-- WRITTEN INSTRUCTION --
In the data, extract each line that holds the string "Загальні".

▼▼▼

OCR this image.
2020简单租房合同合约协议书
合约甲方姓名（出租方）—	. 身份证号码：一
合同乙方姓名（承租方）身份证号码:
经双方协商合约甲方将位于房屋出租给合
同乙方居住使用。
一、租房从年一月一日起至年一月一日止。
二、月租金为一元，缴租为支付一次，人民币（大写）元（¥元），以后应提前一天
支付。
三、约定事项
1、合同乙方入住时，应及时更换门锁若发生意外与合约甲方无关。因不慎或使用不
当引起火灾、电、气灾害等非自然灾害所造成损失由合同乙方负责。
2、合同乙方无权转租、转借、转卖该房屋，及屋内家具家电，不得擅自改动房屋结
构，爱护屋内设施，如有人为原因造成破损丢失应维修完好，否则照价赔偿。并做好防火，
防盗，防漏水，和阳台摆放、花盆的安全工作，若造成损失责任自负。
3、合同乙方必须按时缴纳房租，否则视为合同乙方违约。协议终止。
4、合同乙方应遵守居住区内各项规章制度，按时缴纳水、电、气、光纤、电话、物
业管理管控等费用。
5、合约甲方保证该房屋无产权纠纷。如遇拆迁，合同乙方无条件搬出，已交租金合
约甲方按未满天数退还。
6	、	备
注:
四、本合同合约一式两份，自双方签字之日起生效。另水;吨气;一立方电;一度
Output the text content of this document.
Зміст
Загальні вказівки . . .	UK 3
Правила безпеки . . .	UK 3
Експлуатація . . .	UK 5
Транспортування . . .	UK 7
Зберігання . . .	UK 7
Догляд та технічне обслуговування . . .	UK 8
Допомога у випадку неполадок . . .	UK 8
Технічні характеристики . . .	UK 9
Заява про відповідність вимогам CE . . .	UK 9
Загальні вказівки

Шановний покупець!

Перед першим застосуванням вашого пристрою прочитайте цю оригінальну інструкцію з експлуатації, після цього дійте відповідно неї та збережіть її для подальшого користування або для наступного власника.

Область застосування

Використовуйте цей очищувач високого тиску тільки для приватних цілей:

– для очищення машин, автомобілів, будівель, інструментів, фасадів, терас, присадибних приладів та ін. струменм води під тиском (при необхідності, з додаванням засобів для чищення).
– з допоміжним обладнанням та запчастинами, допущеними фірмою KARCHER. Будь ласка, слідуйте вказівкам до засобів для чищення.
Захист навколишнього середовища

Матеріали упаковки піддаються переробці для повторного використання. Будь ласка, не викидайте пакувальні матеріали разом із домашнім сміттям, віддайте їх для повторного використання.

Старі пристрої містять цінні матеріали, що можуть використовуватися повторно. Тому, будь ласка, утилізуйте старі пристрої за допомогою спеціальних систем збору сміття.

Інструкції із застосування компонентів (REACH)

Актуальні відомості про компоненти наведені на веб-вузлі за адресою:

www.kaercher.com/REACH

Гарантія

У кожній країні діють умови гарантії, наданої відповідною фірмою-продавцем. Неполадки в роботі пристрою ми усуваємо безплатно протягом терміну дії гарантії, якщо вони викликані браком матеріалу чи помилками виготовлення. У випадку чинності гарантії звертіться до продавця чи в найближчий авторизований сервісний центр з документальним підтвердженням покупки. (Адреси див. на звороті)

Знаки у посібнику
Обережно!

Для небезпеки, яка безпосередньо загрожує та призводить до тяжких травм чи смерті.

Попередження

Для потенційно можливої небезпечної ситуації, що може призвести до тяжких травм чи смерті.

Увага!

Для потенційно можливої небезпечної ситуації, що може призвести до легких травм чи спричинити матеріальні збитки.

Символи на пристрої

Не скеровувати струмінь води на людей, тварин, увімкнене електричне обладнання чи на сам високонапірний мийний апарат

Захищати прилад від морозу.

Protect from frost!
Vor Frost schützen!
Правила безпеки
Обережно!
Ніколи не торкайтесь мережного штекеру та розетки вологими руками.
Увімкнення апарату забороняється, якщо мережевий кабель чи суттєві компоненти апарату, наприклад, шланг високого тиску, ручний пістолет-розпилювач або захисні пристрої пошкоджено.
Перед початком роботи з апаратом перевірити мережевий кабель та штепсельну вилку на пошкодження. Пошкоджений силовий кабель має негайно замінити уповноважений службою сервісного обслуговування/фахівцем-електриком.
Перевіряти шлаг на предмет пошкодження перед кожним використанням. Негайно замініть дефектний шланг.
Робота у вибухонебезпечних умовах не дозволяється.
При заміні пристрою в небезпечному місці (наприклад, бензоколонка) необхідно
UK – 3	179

▲▲▲

-- PROBLEM SOLUTION --
Загальні вказівки . . .	UK 3
Загальні вказівки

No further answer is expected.